[TASK PROMPT]: Collect all lines below with the string "teljesülése".

═════ DATASET EXTRACT

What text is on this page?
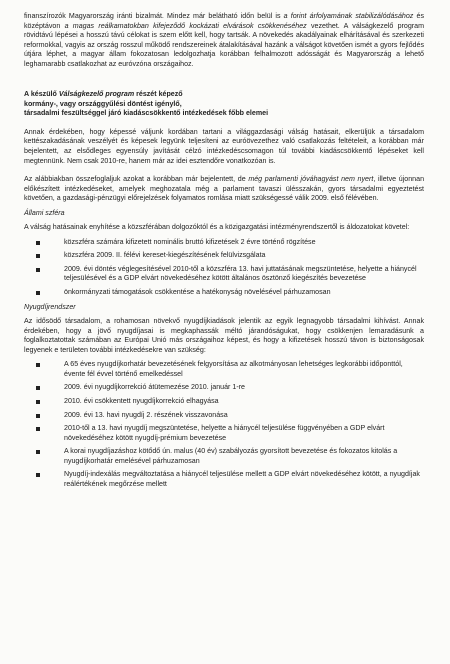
finanszírozók Magyarország iránti bizalmát. Mindez már belátható időn belül is a forint árfolyamának stabilizálódásához és középtávon a magas reálkamatokban kifejeződő kockázati elvárások csökkenéséhez vezethet. A válságkezelő program rövidtávú lépései a hosszú távú célokat is szem előtt kell, hogy tartsák. A növekedés akadályainak elhárításával és szerkezeti reformokkal, vagyis az ország rosszul működő rendszereinek átalakításával hazánk a válságot követően ismét a gyors fejlődés útjára léphet, a magyar állam fokozatosan ledolgozhatja korábban felhalmozott adósságát és Magyarország a lehető leghamarabb csatlakozhat az euróvzóna országaihoz.

A készülő Válságkezelő program részét képező
kormány-, vagy országgyűlési döntést igénylő,
társadalmi feszültséggel járó kiadáscsökkentő intézkedések főbb elemei

Annak érdekében, hogy képessé váljunk kordában tartani a világgazdasági válság hatásait, elkerüljük a társadalom kettészakadásának veszélyét és képesek legyünk teljesíteni az euróövezethez való csatlakozás feltételeit, a korábban már bejelentett, az elsődleges egyensúly javítását célzó intézkedéscsomagon túl további kiadáscsökkentő lépéseket kell megtennünk. Nem csak 2010-re, hanem már az idei esztendőre vonatkozóan is.

Az alábbiakban összefoglaljuk azokat a korábban már bejelentett, de még parlamenti jóváhagyást nem nyert, illetve újonnan előkészített intézkedéseket, amelyek meghozatala még a parlament tavaszi ülésszakán, gyors társadalmi egyeztetést követően, a gazdasági-pénzügyi előrejelzések folyamatos romlása miatt szükségessé válik 2009. első félévében.

Állami szféra

A válság hatásainak enyhítése a közszférában dolgozóktól és a közigazgatási intézményrendszertől is áldozatokat követel:

közszféra számára kifizetett nominális bruttó kifizetések 2 évre történő rögzítése
közszféra 2009. II. félévi kereset-kiegészítésének felülvizsgálata
2009. évi döntés véglegesítésével 2010-től a közszféra 13. havi juttatásának megszüntetése, helyette a hiánycél teljesülésével és a GDP elvárt növekedéséhez kötött általános ösztönző kiegészítés bevezetése
önkormányzati támogatások csökkentése a hatékonyság növelésével párhuzamosan

Nyugdíjrendszer

Az idősödő társadalom, a rohamosan növekvő nyugdíjkiadások jelentik az egyik legnagyobb társadalmi kihívást. Annak érdekében, hogy a jövő nyugdíjasai is megkaphassák méltó járandóságukat, hogy csökkenjen lemaradásunk a foglalkoztatottak számában az Európai Unió más országaihoz képest, és hogy a kifizetések hosszú távon is biztonságosak legyenek e területen további intézkedésekre van szükség:

A 65 éves nyugdíjkorhatár bevezetésének felgyorsítása az alkotmányosan lehetséges legkorábbi időponttól, évente fél évvel történő emelkedéssel
2009. évi nyugdíjkorrekció átütemezése 2010. január 1-re
2010. évi csökkentett nyugdíjkorrekció elhagyása
2009. évi 13. havi nyugdíj 2. részének visszavonása
2010-től a 13. havi nyugdíj megszüntetése, helyette a hiánycél teljesülése függvényében a GDP elvárt növekedéséhez kötött nyugdíj-prémium bevezetése
A korai nyugdíjazáshoz kötődő ún. malus (40 év) szabályozás gyorsított bevezetése és fokozatos kitolás a nyugdíjkorhatár emelésével párhuzamosan
Nyugdíj-indexálás megváltoztatása a hiánycél teljesülése mellett a GDP elvárt növekedéséhez kötött, a nyugdíjak reálértékének megőrzése mellett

══════════

[OUTPUT OF THE TASK]:
2010-től a 13. havi nyugdíj megszüntetése, helyette a hiánycél teljesülése függvényében a GDP elvárt növekedéséhez kötött nyugdíj-prémium bevezetése
Nyugdíj-indexálás megváltoztatása a hiánycél teljesülése mellett a GDP elvárt növekedéséhez kötött, a nyugdíjak reálértékének megőrzése mellett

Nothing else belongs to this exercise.